Exercise details.
Extract all records. Keep each one exact.

Data entries:
==================================================

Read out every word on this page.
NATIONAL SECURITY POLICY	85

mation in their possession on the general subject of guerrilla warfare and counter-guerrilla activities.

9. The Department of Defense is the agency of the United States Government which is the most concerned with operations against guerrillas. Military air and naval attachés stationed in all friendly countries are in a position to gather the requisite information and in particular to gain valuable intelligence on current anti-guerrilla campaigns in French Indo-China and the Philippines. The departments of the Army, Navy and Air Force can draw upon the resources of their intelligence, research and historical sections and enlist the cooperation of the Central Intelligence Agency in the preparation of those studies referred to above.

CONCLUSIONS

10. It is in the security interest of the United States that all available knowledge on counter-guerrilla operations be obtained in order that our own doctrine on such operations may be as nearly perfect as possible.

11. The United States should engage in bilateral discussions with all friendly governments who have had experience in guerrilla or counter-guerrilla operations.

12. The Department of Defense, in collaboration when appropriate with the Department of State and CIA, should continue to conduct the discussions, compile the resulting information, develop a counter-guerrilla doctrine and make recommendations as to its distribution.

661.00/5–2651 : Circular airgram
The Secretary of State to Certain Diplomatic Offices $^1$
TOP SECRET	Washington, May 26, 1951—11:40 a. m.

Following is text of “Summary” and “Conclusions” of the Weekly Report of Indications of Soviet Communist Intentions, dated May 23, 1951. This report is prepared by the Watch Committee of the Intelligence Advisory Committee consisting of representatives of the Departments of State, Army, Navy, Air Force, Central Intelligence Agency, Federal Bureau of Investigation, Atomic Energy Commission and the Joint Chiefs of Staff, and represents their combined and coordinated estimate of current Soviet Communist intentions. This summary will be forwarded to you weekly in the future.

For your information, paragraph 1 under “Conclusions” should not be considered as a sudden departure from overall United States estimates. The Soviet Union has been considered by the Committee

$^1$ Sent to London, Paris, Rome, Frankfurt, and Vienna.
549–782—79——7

==================================================

Solution for this problem.
Read out every word on this page.
NATIONAL SECURITY POLICY	85

mation in their possession on the general subject of guerrilla warfare and counter-guerrilla activities.

9. The Department of Defense is the agency of the United States Government which is the most concerned with operations against guerrillas. Military air and naval attachés stationed in all friendly countries are in a position to gather the requisite information and in particular to gain valuable intelligence on current anti-guerrilla campaigns in French Indo-China and the Philippines. The departments of the Army, Navy and Air Force can draw upon the resources of their intelligence, research and historical sections and enlist the cooperation of the Central Intelligence Agency in the preparation of those studies referred to above.

CONCLUSIONS

10. It is in the security interest of the United States that all available knowledge on counter-guerrilla operations be obtained in order that our own doctrine on such operations may be as nearly perfect as possible.

11. The United States should engage in bilateral discussions with all friendly governments who have had experience in guerrilla or counter-guerrilla operations.

12. The Department of Defense, in collaboration when appropriate with the Department of State and CIA, should continue to conduct the discussions, compile the resulting information, develop a counter-guerrilla doctrine and make recommendations as to its distribution.

661.00/5–2651 : Circular airgram
The Secretary of State to Certain Diplomatic Offices $^1$
TOP SECRET	Washington, May 26, 1951—11:40 a. m.

Following is text of “Summary” and “Conclusions” of the Weekly Report of Indications of Soviet Communist Intentions, dated May 23, 1951. This report is prepared by the Watch Committee of the Intelligence Advisory Committee consisting of representatives of the Departments of State, Army, Navy, Air Force, Central Intelligence Agency, Federal Bureau of Investigation, Atomic Energy Commission and the Joint Chiefs of Staff, and represents their combined and coordinated estimate of current Soviet Communist intentions. This summary will be forwarded to you weekly in the future.

For your information, paragraph 1 under “Conclusions” should not be considered as a sudden departure from overall United States estimates. The Soviet Union has been considered by the Committee

$^1$ Sent to London, Paris, Rome, Frankfurt, and Vienna.
549–782—79——7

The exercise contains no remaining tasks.